* What is expected:
How many of the lines here include "document"? Answer with a single number.

#### Information supplied

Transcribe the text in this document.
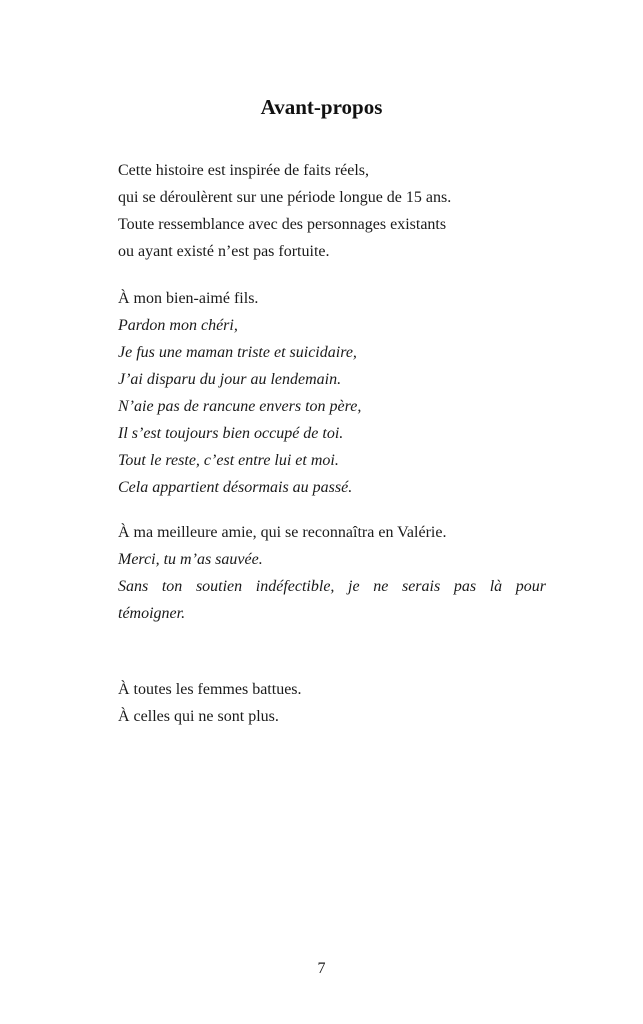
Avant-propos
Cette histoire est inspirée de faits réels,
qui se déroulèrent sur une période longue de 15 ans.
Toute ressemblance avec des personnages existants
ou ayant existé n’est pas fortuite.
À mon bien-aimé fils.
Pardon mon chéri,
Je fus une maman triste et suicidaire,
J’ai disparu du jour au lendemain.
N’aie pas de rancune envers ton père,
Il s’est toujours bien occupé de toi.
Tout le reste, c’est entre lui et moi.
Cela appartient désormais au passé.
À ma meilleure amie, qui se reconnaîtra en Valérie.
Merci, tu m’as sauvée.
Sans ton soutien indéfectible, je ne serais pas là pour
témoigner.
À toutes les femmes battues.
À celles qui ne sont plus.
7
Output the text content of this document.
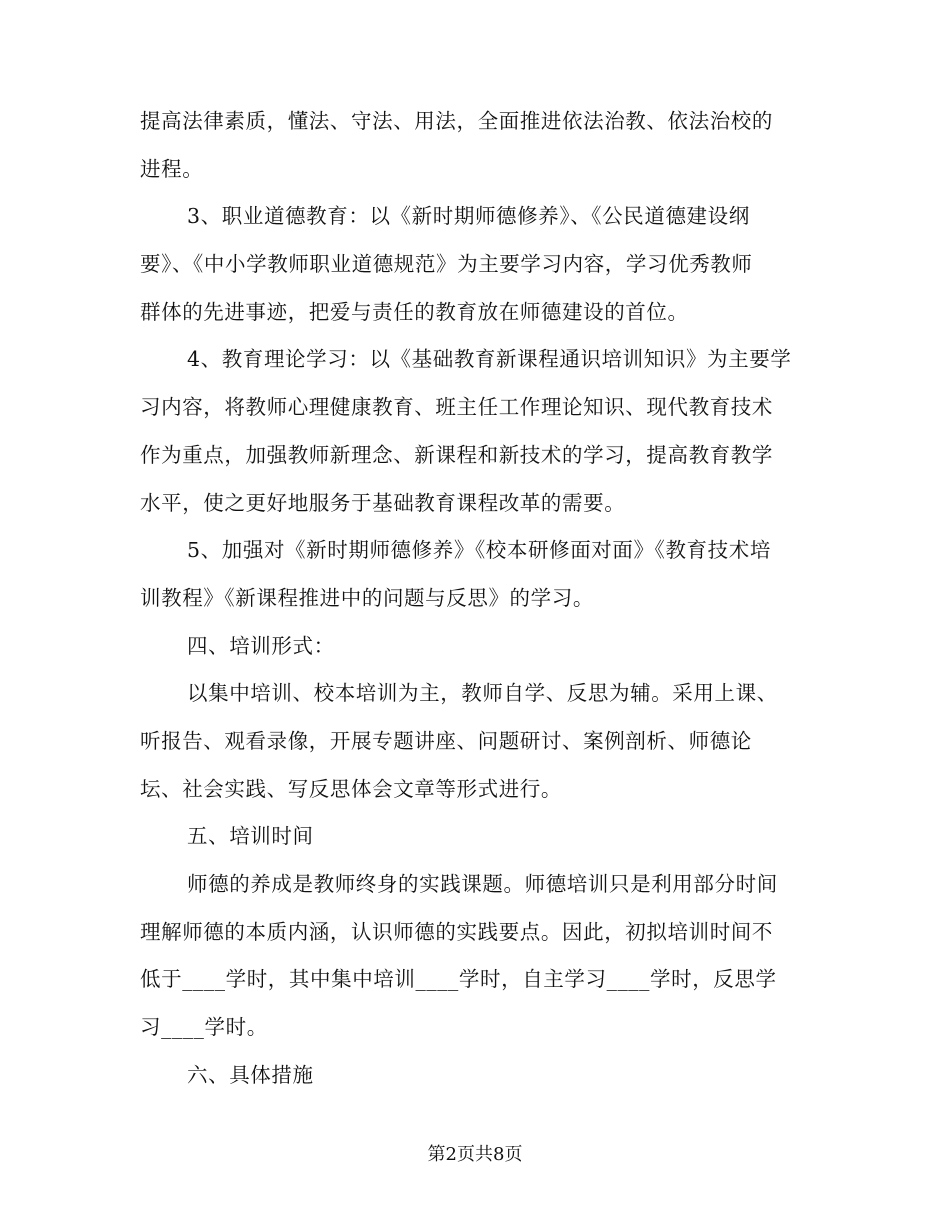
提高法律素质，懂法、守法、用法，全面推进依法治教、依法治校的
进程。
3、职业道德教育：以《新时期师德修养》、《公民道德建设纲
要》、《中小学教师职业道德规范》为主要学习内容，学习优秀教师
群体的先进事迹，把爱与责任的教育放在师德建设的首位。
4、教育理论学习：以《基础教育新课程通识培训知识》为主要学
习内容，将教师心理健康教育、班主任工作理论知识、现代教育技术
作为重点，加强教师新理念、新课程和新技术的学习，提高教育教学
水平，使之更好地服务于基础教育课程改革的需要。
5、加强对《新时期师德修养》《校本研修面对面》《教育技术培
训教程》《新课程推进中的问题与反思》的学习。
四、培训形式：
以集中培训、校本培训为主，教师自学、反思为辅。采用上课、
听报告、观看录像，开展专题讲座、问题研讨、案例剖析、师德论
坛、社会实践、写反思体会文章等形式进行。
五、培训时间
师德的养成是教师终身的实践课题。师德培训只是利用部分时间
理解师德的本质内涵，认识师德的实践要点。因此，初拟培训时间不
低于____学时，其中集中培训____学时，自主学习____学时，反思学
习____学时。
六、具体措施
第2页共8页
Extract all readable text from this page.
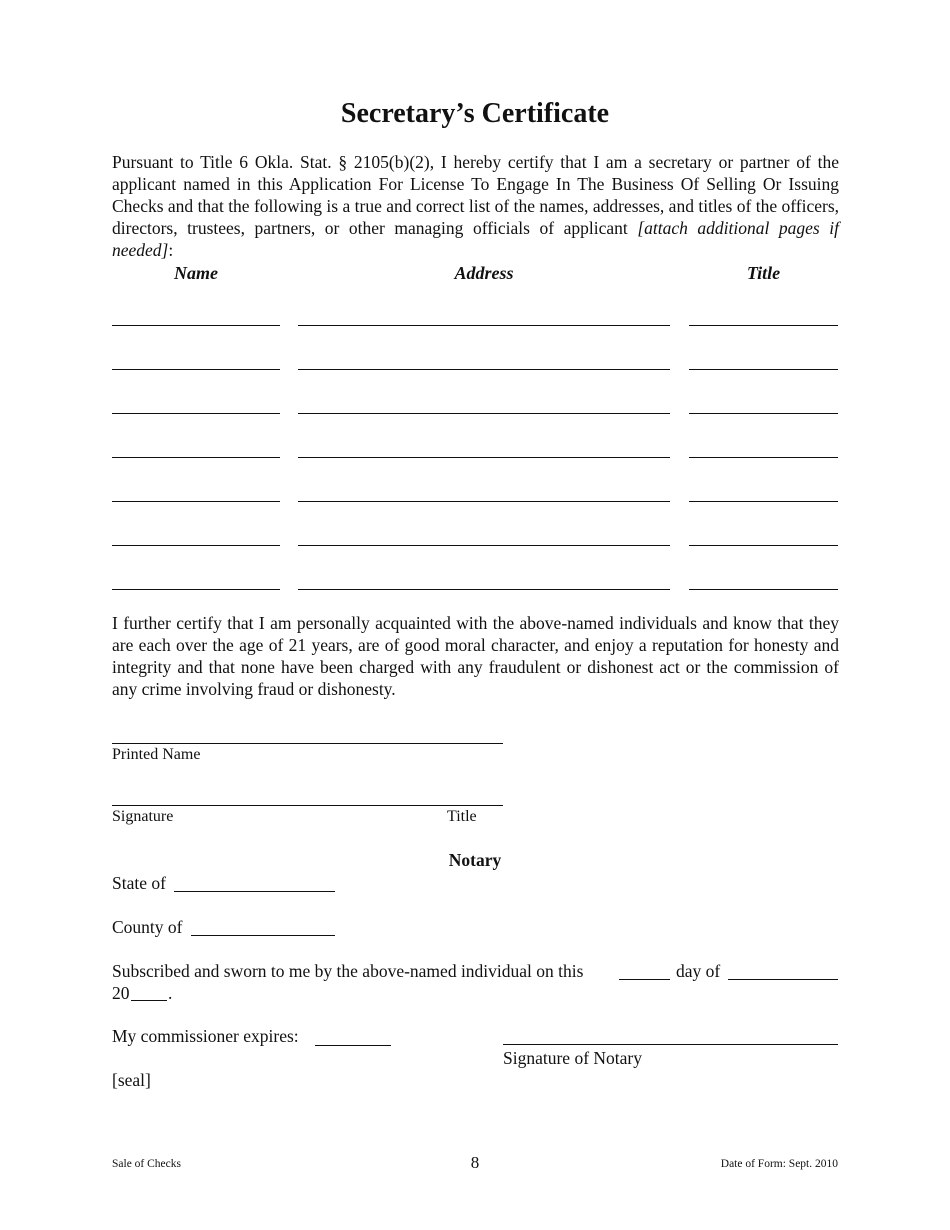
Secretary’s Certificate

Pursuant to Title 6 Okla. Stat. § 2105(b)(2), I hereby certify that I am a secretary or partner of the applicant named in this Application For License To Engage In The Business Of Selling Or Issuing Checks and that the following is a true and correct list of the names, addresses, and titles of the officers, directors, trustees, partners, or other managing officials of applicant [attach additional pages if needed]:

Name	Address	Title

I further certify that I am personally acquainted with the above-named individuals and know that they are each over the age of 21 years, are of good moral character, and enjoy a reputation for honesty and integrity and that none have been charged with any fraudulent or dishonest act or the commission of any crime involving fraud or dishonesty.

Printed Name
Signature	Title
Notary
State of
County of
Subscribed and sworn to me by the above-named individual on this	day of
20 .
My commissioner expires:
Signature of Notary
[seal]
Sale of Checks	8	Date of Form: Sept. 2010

########

* The answer:
2